### Dataset

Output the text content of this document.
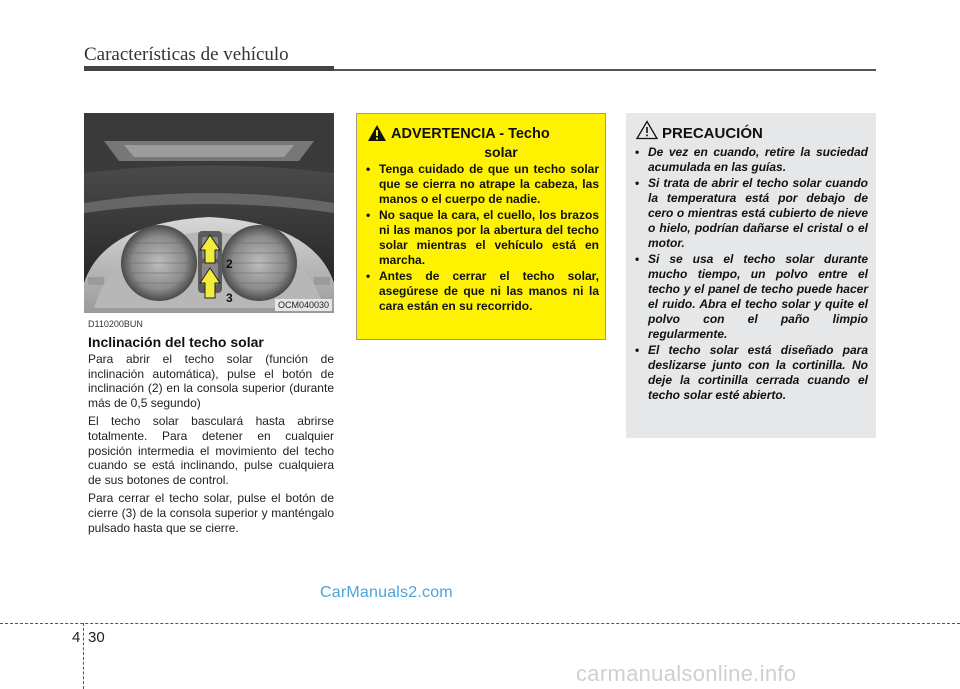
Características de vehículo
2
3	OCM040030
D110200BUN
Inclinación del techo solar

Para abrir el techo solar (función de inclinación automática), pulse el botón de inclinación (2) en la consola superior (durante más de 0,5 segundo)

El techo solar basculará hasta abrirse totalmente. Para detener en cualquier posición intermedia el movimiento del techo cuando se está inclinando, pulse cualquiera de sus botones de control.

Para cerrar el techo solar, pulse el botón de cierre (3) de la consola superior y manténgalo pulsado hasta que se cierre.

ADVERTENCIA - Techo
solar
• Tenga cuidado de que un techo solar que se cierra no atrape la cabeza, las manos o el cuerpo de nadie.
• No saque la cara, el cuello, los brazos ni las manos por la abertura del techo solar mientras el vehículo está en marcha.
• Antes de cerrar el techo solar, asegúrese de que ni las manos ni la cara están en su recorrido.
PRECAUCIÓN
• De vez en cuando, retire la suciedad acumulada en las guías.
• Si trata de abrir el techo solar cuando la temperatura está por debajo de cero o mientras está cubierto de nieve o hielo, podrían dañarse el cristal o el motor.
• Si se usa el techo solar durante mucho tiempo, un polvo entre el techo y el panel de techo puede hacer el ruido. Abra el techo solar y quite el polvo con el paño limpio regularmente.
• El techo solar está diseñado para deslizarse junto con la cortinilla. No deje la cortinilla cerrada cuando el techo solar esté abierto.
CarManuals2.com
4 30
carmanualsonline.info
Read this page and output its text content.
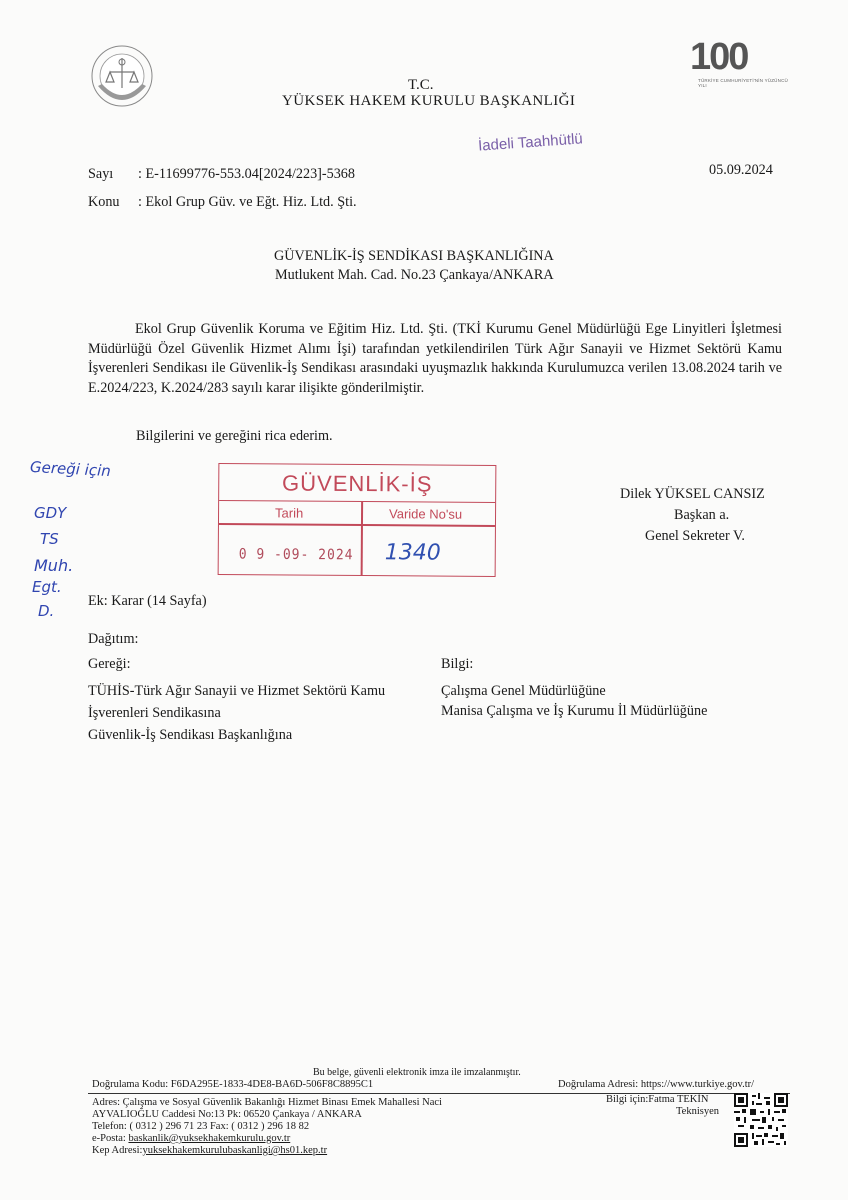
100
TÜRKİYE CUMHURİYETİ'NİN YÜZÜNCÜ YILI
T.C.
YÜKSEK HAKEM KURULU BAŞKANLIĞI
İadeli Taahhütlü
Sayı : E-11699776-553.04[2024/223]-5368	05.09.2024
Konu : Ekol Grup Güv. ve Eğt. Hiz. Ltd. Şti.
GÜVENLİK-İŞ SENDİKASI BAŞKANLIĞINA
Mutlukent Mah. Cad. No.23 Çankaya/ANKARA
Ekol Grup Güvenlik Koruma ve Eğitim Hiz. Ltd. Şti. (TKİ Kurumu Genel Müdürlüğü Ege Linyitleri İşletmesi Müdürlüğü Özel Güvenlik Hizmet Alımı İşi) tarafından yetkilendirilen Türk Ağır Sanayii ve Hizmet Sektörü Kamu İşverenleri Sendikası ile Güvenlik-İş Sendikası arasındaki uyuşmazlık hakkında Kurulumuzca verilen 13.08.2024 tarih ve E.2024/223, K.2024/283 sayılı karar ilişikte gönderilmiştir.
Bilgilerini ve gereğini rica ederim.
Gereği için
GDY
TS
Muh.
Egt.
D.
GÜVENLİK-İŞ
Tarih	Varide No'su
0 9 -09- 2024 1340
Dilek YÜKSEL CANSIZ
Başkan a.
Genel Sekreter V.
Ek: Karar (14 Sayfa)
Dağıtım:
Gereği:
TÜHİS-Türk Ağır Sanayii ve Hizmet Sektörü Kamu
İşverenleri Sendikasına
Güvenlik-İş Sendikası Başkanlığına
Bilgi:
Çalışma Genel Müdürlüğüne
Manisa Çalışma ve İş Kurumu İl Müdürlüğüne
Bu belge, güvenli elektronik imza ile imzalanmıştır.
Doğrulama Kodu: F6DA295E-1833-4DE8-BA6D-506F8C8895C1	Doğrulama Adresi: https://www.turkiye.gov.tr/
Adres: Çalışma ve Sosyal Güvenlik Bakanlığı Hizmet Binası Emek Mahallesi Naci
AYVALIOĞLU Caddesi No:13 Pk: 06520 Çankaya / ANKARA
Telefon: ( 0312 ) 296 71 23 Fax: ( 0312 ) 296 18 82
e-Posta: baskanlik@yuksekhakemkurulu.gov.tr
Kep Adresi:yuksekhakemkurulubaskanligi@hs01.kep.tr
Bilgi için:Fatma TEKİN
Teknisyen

######

• Task to complete
Copy every record above exactly as written, but leave out the pictures.

• Output for this exercise
Output the text content of this document.
Características de vehículo
2
3	OCM040030
D110200BUN
Inclinación del techo solar

Para abrir el techo solar (función de inclinación automática), pulse el botón de inclinación (2) en la consola superior (durante más de 0,5 segundo)

El techo solar basculará hasta abrirse totalmente. Para detener en cualquier posición intermedia el movimiento del techo cuando se está inclinando, pulse cualquiera de sus botones de control.

Para cerrar el techo solar, pulse el botón de cierre (3) de la consola superior y manténgalo pulsado hasta que se cierre.

ADVERTENCIA - Techo
solar
• Tenga cuidado de que un techo solar que se cierra no atrape la cabeza, las manos o el cuerpo de nadie.
• No saque la cara, el cuello, los brazos ni las manos por la abertura del techo solar mientras el vehículo está en marcha.
• Antes de cerrar el techo solar, asegúrese de que ni las manos ni la cara están en su recorrido.
PRECAUCIÓN
• De vez en cuando, retire la suciedad acumulada en las guías.
• Si trata de abrir el techo solar cuando la temperatura está por debajo de cero o mientras está cubierto de nieve o hielo, podrían dañarse el cristal o el motor.
• Si se usa el techo solar durante mucho tiempo, un polvo entre el techo y el panel de techo puede hacer el ruido. Abra el techo solar y quite el polvo con el paño limpio regularmente.
• El techo solar está diseñado para deslizarse junto con la cortinilla. No deje la cortinilla cerrada cuando el techo solar esté abierto.
CarManuals2.com
4 30
carmanualsonline.info
Read this page and output its text content.
100
TÜRKİYE CUMHURİYETİ'NİN YÜZÜNCÜ YILI
T.C.
YÜKSEK HAKEM KURULU BAŞKANLIĞI
İadeli Taahhütlü
Sayı : E-11699776-553.04[2024/223]-5368	05.09.2024
Konu : Ekol Grup Güv. ve Eğt. Hiz. Ltd. Şti.
GÜVENLİK-İŞ SENDİKASI BAŞKANLIĞINA
Mutlukent Mah. Cad. No.23 Çankaya/ANKARA
Ekol Grup Güvenlik Koruma ve Eğitim Hiz. Ltd. Şti. (TKİ Kurumu Genel Müdürlüğü Ege Linyitleri İşletmesi Müdürlüğü Özel Güvenlik Hizmet Alımı İşi) tarafından yetkilendirilen Türk Ağır Sanayii ve Hizmet Sektörü Kamu İşverenleri Sendikası ile Güvenlik-İş Sendikası arasındaki uyuşmazlık hakkında Kurulumuzca verilen 13.08.2024 tarih ve E.2024/223, K.2024/283 sayılı karar ilişikte gönderilmiştir.
Bilgilerini ve gereğini rica ederim.
Gereği için
GDY
TS
Muh.
Egt.
D.
GÜVENLİK-İŞ
Tarih	Varide No'su
0 9 -09- 2024 1340
Dilek YÜKSEL CANSIZ
Başkan a.
Genel Sekreter V.
Ek: Karar (14 Sayfa)
Dağıtım:
Gereği:
TÜHİS-Türk Ağır Sanayii ve Hizmet Sektörü Kamu
İşverenleri Sendikasına
Güvenlik-İş Sendikası Başkanlığına
Bilgi:
Çalışma Genel Müdürlüğüne
Manisa Çalışma ve İş Kurumu İl Müdürlüğüne
Bu belge, güvenli elektronik imza ile imzalanmıştır.
Doğrulama Kodu: F6DA295E-1833-4DE8-BA6D-506F8C8895C1	Doğrulama Adresi: https://www.turkiye.gov.tr/
Adres: Çalışma ve Sosyal Güvenlik Bakanlığı Hizmet Binası Emek Mahallesi Naci
AYVALIOĞLU Caddesi No:13 Pk: 06520 Çankaya / ANKARA
Telefon: ( 0312 ) 296 71 23 Fax: ( 0312 ) 296 18 82
e-Posta: baskanlik@yuksekhakemkurulu.gov.tr
Kep Adresi:yuksekhakemkurulubaskanligi@hs01.kep.tr
Bilgi için:Fatma TEKİN
Teknisyen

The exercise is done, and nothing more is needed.